— Start of RECORDS FOR THIS TASK —

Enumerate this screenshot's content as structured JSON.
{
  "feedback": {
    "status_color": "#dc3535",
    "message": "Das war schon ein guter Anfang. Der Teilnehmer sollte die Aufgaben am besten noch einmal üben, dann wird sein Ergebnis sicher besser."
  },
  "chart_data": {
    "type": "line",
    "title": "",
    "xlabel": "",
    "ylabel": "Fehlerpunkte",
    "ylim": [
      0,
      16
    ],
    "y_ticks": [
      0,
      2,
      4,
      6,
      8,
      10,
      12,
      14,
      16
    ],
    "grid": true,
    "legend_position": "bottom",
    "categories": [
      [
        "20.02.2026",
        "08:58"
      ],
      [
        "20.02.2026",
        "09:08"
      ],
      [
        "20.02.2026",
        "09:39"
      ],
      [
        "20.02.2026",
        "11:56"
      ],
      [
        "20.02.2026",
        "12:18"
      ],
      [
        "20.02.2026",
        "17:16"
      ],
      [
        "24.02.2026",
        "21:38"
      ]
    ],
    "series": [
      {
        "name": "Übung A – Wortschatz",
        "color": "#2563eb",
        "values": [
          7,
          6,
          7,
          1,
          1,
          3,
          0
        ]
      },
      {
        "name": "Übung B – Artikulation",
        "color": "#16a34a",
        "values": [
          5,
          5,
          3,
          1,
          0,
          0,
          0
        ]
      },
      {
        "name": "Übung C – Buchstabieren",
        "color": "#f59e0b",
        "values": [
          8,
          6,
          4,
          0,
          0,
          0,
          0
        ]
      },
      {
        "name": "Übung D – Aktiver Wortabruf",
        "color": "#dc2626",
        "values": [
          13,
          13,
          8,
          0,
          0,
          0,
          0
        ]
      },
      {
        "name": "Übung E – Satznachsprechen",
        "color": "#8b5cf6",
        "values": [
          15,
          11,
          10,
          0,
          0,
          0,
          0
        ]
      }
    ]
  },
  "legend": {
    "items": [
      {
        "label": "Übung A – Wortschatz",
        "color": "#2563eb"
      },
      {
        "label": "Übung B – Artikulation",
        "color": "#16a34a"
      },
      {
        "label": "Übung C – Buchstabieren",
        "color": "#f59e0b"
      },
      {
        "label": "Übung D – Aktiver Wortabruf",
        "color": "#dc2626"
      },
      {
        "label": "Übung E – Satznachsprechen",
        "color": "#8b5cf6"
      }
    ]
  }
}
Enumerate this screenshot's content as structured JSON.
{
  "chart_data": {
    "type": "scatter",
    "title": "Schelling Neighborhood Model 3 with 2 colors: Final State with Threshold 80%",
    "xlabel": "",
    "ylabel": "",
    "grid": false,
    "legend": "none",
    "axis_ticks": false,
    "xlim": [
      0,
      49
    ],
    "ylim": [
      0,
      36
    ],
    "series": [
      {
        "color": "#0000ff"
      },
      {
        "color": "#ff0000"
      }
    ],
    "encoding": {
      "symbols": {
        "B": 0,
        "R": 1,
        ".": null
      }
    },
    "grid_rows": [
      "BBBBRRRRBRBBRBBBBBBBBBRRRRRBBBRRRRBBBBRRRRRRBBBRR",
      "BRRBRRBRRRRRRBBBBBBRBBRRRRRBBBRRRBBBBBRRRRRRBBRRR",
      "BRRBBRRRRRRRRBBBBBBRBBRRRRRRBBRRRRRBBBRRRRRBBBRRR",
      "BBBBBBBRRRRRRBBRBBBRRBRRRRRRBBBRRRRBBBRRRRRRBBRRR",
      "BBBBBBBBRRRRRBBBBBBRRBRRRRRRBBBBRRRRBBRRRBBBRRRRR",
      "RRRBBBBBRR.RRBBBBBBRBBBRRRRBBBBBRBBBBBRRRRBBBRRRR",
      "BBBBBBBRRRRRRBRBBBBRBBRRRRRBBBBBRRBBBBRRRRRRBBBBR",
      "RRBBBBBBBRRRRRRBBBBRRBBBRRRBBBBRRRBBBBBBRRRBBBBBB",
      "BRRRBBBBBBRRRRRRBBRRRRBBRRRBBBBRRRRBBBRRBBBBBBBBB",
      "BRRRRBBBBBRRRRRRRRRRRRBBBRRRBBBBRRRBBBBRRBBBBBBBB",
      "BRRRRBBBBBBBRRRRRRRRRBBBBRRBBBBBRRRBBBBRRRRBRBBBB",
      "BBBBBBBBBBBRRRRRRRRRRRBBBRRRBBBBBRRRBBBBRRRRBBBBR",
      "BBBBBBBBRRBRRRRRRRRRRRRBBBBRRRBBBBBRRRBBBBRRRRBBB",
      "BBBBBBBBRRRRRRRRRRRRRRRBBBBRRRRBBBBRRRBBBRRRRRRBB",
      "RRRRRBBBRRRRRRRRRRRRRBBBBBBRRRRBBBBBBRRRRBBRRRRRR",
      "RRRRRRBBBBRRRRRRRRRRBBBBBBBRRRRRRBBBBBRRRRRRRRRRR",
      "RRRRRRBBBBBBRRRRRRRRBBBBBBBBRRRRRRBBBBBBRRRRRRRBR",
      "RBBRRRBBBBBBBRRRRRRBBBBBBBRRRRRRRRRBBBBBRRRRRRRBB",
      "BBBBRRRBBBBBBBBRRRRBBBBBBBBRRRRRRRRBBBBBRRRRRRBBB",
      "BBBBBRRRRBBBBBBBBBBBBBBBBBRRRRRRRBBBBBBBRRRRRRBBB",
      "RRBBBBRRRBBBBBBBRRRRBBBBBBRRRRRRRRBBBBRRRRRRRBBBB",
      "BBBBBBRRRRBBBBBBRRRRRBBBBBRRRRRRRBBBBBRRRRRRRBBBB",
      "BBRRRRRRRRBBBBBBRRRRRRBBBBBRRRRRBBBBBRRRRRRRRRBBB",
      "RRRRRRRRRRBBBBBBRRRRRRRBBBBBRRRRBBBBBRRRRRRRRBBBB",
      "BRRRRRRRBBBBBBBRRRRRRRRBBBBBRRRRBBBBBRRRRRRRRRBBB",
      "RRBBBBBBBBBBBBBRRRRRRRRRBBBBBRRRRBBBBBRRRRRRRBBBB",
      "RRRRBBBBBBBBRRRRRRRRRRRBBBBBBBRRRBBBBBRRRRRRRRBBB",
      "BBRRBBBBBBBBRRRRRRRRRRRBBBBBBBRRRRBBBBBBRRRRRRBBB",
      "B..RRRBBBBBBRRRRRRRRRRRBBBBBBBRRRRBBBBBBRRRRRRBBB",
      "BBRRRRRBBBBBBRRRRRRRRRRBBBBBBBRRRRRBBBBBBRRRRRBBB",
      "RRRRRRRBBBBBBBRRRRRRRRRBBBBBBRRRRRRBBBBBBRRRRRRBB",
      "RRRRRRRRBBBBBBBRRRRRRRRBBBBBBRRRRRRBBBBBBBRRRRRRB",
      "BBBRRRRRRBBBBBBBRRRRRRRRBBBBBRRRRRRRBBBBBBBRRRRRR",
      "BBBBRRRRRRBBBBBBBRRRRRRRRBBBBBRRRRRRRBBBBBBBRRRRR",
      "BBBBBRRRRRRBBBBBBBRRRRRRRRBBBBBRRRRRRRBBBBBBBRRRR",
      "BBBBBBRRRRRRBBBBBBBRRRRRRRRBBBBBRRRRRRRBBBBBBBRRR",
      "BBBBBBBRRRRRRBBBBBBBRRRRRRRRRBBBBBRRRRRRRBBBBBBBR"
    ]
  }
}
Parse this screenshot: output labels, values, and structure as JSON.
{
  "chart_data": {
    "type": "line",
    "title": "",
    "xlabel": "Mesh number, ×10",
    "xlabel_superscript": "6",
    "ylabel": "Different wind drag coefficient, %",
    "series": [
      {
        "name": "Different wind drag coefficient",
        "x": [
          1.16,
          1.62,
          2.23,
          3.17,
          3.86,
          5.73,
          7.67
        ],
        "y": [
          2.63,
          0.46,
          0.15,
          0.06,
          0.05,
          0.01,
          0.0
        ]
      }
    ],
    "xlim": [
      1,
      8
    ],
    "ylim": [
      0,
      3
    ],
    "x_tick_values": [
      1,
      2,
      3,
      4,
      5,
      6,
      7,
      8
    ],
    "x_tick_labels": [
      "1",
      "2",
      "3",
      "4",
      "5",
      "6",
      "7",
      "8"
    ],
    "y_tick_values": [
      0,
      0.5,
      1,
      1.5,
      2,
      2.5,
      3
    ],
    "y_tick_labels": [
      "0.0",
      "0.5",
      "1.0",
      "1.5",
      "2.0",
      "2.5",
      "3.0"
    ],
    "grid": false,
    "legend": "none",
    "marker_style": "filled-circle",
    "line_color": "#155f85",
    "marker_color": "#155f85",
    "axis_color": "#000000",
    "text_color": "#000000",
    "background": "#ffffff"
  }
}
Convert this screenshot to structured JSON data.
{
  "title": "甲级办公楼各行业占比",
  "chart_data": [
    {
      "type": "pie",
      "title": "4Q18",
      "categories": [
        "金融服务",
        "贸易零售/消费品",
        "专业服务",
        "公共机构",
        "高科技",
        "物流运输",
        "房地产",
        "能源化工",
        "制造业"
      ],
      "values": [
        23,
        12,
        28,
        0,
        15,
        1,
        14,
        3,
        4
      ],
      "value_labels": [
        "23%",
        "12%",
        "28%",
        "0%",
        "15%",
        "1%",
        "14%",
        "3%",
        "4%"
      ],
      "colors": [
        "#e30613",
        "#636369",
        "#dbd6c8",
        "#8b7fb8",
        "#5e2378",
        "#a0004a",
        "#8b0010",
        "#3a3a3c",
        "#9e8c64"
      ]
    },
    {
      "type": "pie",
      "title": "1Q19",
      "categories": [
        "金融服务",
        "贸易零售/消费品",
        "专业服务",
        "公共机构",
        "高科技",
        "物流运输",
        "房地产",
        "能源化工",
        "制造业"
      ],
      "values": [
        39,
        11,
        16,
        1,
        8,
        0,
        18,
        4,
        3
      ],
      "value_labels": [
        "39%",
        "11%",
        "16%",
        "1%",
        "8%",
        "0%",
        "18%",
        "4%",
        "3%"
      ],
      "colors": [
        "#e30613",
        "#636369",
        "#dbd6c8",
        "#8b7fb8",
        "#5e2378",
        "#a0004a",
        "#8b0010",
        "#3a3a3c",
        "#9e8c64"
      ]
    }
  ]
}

— End of RECORDS FOR THIS TASK —

--- STATED TASK ---
All lines above with "title" in them should be returned.

--- EXPECTED ANSWER ---
    "title": "",
    "title": "Schelling Neighborhood Model 3 with 2 colors: Final State with Threshold 80%",
    "title": "",
  "title": "甲级办公楼各行业占比",
      "title": "4Q18",
      "title": "1Q19",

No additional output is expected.